(Written task):
From the listing below, pick out each line with the word "bien".

— BEGIN Material provided —

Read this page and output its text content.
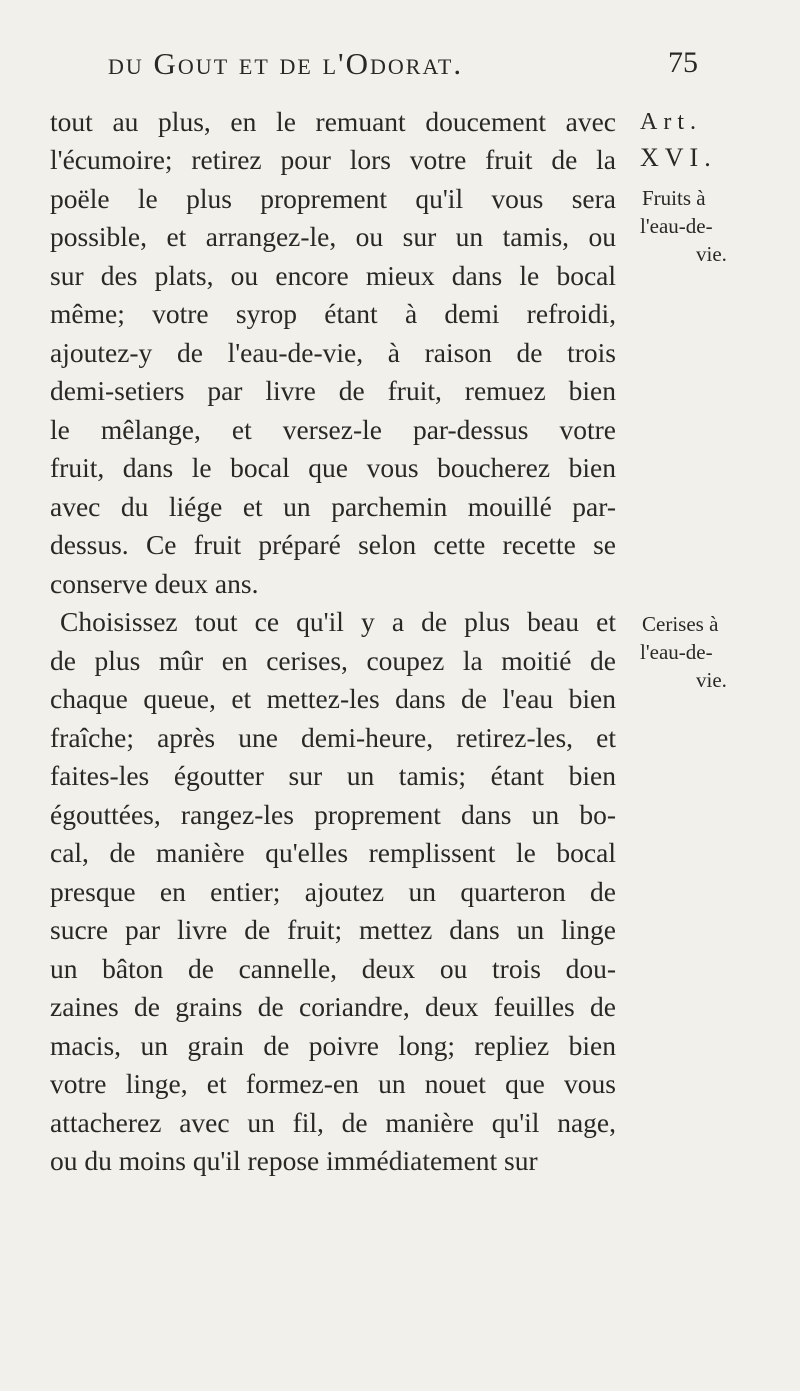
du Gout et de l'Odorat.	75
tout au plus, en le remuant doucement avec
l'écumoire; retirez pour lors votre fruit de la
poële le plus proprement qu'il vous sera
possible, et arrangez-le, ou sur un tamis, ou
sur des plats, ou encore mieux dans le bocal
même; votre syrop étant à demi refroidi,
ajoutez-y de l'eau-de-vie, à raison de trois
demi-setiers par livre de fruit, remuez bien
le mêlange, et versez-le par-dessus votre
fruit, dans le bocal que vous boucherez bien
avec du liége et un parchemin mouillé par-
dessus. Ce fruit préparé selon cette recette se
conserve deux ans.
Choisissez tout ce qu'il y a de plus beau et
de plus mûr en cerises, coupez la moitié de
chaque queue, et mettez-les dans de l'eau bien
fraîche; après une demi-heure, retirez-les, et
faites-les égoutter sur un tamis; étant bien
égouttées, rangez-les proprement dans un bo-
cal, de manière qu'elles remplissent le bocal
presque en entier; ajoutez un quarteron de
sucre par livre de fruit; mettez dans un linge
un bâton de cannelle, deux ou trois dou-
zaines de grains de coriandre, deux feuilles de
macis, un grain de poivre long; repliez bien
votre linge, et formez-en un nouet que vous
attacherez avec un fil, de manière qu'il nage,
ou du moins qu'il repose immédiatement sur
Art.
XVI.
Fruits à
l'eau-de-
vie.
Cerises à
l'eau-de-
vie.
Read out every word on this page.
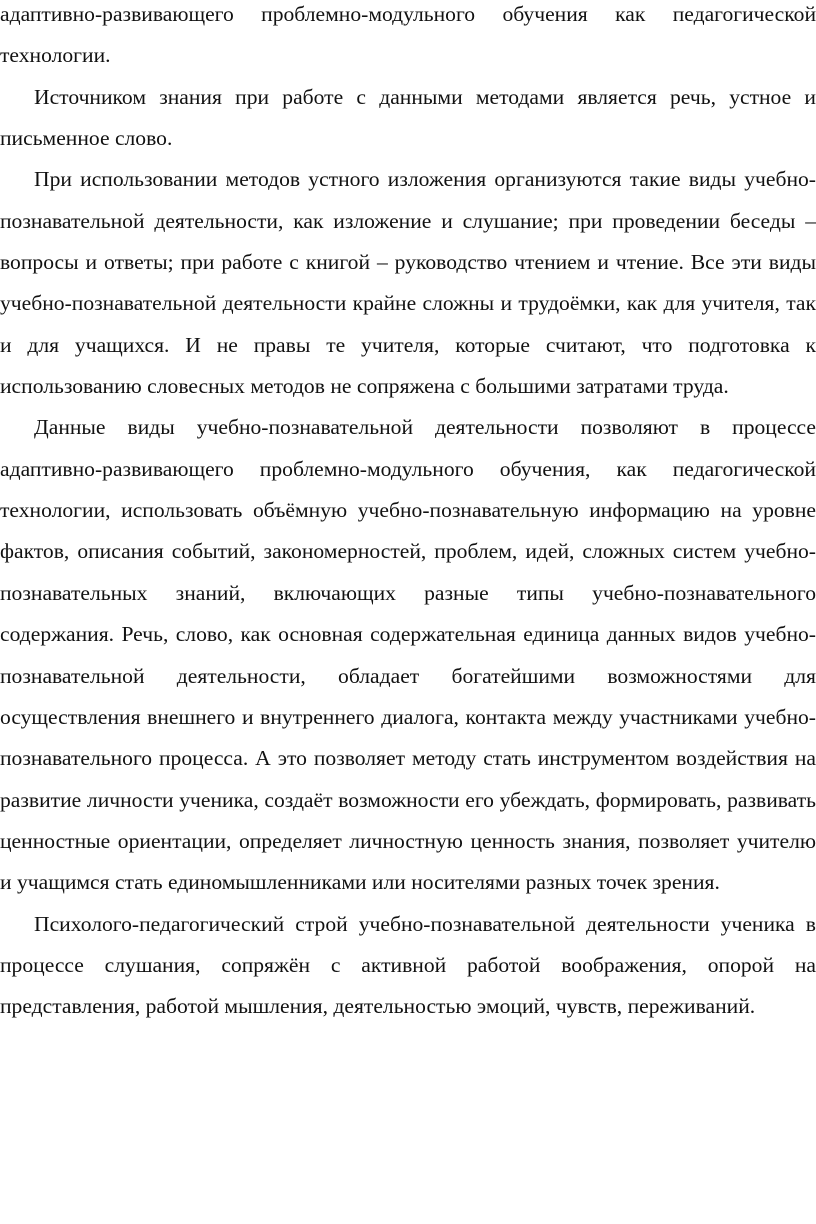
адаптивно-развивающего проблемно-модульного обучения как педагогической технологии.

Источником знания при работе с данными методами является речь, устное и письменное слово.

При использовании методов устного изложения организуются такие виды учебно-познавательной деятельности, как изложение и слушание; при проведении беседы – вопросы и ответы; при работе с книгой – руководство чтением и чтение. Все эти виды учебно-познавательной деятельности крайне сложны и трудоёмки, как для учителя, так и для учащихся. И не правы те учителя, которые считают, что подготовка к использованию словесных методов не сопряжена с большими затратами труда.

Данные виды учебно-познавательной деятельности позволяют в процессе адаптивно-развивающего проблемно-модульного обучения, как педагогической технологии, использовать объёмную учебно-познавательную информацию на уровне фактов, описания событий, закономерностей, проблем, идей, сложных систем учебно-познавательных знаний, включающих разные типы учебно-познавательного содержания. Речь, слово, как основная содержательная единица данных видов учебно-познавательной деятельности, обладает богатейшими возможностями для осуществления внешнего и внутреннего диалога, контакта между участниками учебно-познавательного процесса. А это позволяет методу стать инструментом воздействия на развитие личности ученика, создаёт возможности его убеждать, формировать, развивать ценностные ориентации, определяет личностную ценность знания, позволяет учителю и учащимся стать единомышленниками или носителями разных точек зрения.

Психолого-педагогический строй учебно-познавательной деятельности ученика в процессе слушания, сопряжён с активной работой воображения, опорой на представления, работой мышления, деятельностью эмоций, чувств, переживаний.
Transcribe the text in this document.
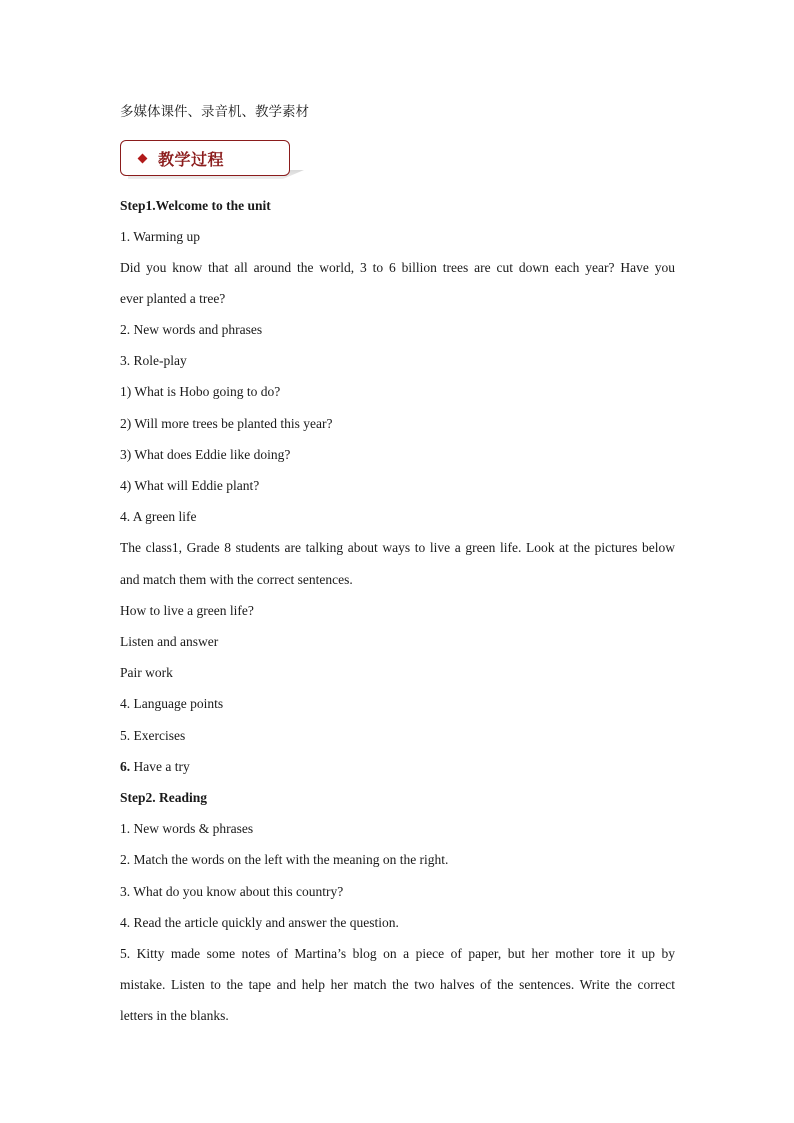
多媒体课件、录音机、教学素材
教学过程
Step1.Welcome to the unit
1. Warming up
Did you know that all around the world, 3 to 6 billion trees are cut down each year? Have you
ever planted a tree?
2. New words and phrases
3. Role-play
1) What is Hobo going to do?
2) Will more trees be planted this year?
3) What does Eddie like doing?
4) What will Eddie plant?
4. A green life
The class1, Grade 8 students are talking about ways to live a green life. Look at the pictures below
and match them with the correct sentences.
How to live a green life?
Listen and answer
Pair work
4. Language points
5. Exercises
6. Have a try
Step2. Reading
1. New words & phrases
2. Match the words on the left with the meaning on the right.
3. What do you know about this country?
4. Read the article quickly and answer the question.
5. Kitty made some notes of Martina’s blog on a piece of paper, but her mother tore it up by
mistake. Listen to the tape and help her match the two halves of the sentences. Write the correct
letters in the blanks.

— END Material provided —

(Right answer):
demi-setiers par livre de fruit, remuez bien
fruit, dans le bocal que vous boucherez bien
chaque queue, et mettez-les dans de l'eau bien
faites-les égoutter sur un tamis; étant bien
macis, un grain de poivre long; repliez bien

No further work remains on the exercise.